Stated goal:
Lines containing the word "一一对应" are to be counted; state their number and nothing further.

-- Begin Available data --

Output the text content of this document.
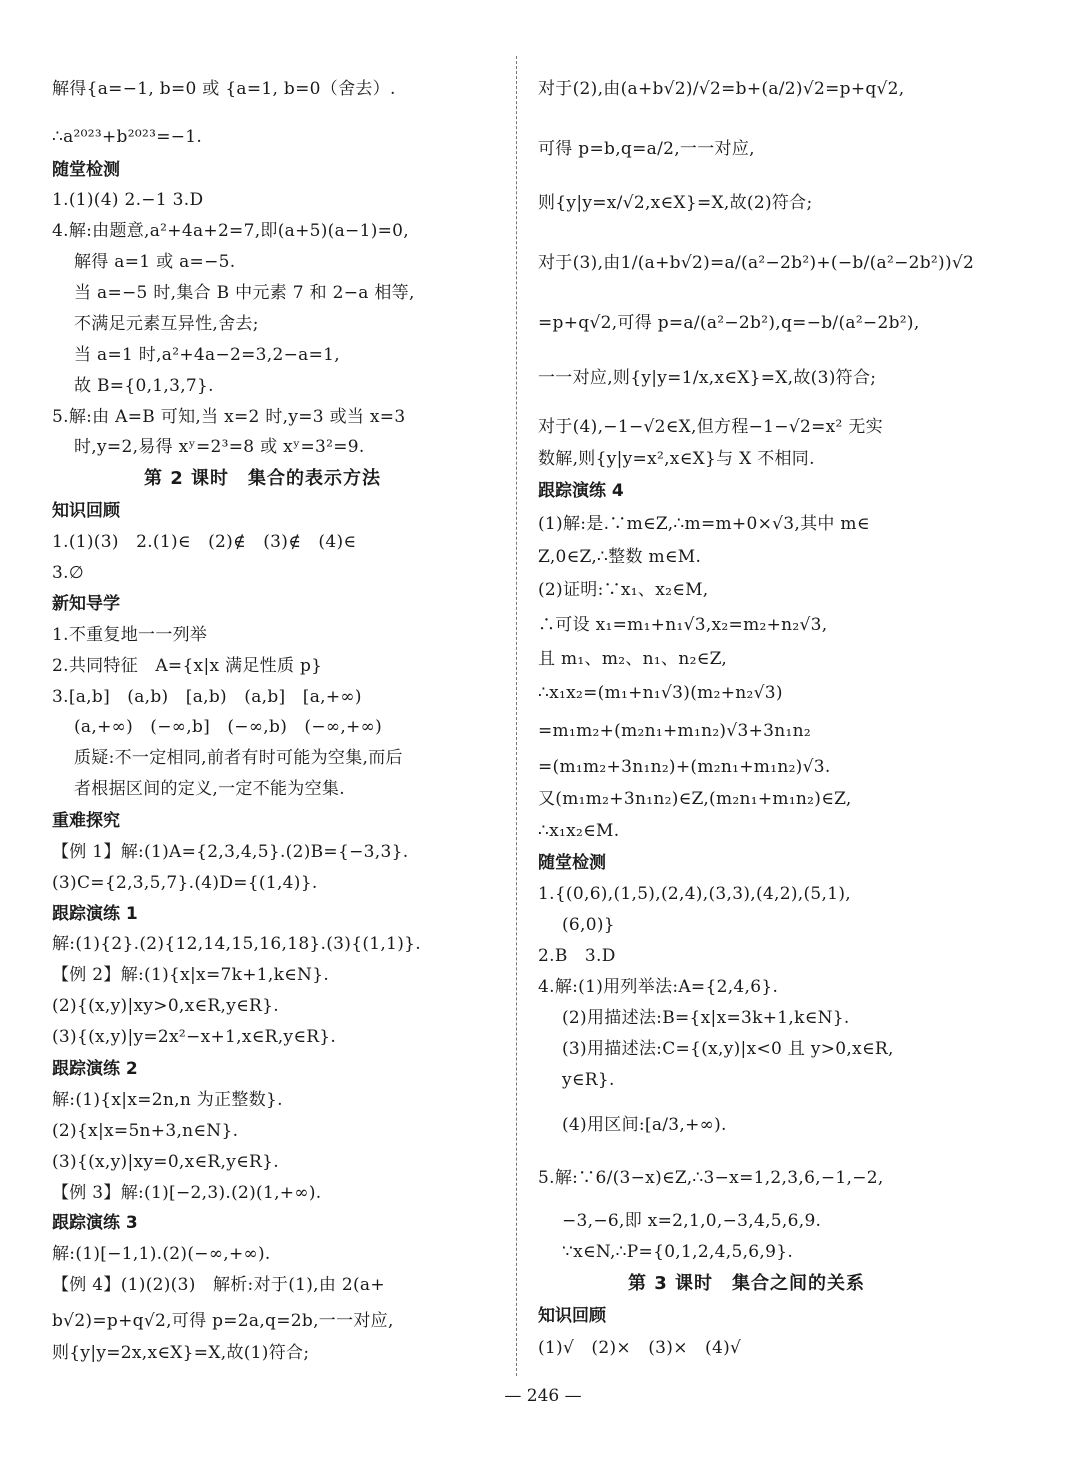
解得{a=−1, b=0 或 {a=1, b=0（舍去）.
∴a²⁰²³+b²⁰²³=−1.
随堂检测
1.(1)(4) 2.−1 3.D
4.解:由题意,a²+4a+2=7,即(a+5)(a−1)=0,
解得 a=1 或 a=−5.
当 a=−5 时,集合 B 中元素 7 和 2−a 相等,
不满足元素互异性,舍去;
当 a=1 时,a²+4a−2=3,2−a=1,
故 B={0,1,3,7}.
5.解:由 A=B 可知,当 x=2 时,y=3 或当 x=3
时,y=2,易得 xʸ=2³=8 或 xʸ=3²=9.
第 2 课时　集合的表示方法
知识回顾
1.(1)(3)　2.(1)∈　(2)∉　(3)∉　(4)∈
3.∅
新知导学
1.不重复地一一列举
2.共同特征　A={x|x 满足性质 p}
3.[a,b]　(a,b)　[a,b)　(a,b]　[a,+∞)
(a,+∞)　(−∞,b]　(−∞,b)　(−∞,+∞)
质疑:不一定相同,前者有时可能为空集,而后
者根据区间的定义,一定不能为空集.
重难探究
【例 1】解:(1)A={2,3,4,5}.(2)B={−3,3}.
(3)C={2,3,5,7}.(4)D={(1,4)}.
跟踪演练 1
解:(1){2}.(2){12,14,15,16,18}.(3){(1,1)}.
【例 2】解:(1){x|x=7k+1,k∈N}.
(2){(x,y)|xy>0,x∈R,y∈R}.
(3){(x,y)|y=2x²−x+1,x∈R,y∈R}.
跟踪演练 2
解:(1){x|x=2n,n 为正整数}.
(2){x|x=5n+3,n∈N}.
(3){(x,y)|xy=0,x∈R,y∈R}.
【例 3】解:(1)[−2,3).(2)(1,+∞).
跟踪演练 3
解:(1)[−1,1).(2)(−∞,+∞).
【例 4】(1)(2)(3)　解析:对于(1),由 2(a+
b√2)=p+q√2,可得 p=2a,q=2b,一一对应,
则{y|y=2x,x∈X}=X,故(1)符合;
对于(2),由(a+b√2)/√2=b+(a/2)√2=p+q√2,
可得 p=b,q=a/2,一一对应,
则{y|y=x/√2,x∈X}=X,故(2)符合;
对于(3),由1/(a+b√2)=a/(a²−2b²)+(−b/(a²−2b²))√2
=p+q√2,可得 p=a/(a²−2b²),q=−b/(a²−2b²),
一一对应,则{y|y=1/x,x∈X}=X,故(3)符合;
对于(4),−1−√2∈X,但方程−1−√2=x² 无实
数解,则{y|y=x²,x∈X}与 X 不相同.
跟踪演练 4
(1)解:是.∵m∈Z,∴m=m+0×√3,其中 m∈
Z,0∈Z,∴整数 m∈M.
(2)证明:∵x₁、x₂∈M,
∴可设 x₁=m₁+n₁√3,x₂=m₂+n₂√3,
且 m₁、m₂、n₁、n₂∈Z,
∴x₁x₂=(m₁+n₁√3)(m₂+n₂√3)
=m₁m₂+(m₂n₁+m₁n₂)√3+3n₁n₂
=(m₁m₂+3n₁n₂)+(m₂n₁+m₁n₂)√3.
又(m₁m₂+3n₁n₂)∈Z,(m₂n₁+m₁n₂)∈Z,
∴x₁x₂∈M.
随堂检测
1.{(0,6),(1,5),(2,4),(3,3),(4,2),(5,1),
(6,0)}
2.B　3.D
4.解:(1)用列举法:A={2,4,6}.
(2)用描述法:B={x|x=3k+1,k∈N}.
(3)用描述法:C={(x,y)|x<0 且 y>0,x∈R,
y∈R}.
(4)用区间:[a/3,+∞).
5.解:∵6/(3−x)∈Z,∴3−x=1,2,3,6,−1,−2,
−3,−6,即 x=2,1,0,−3,4,5,6,9.
∵x∈N,∴P={0,1,2,4,5,6,9}.
第 3 课时　集合之间的关系
知识回顾
(1)√　(2)×　(3)×　(4)√
— 246 —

-- End Available data --

Result of this task:
3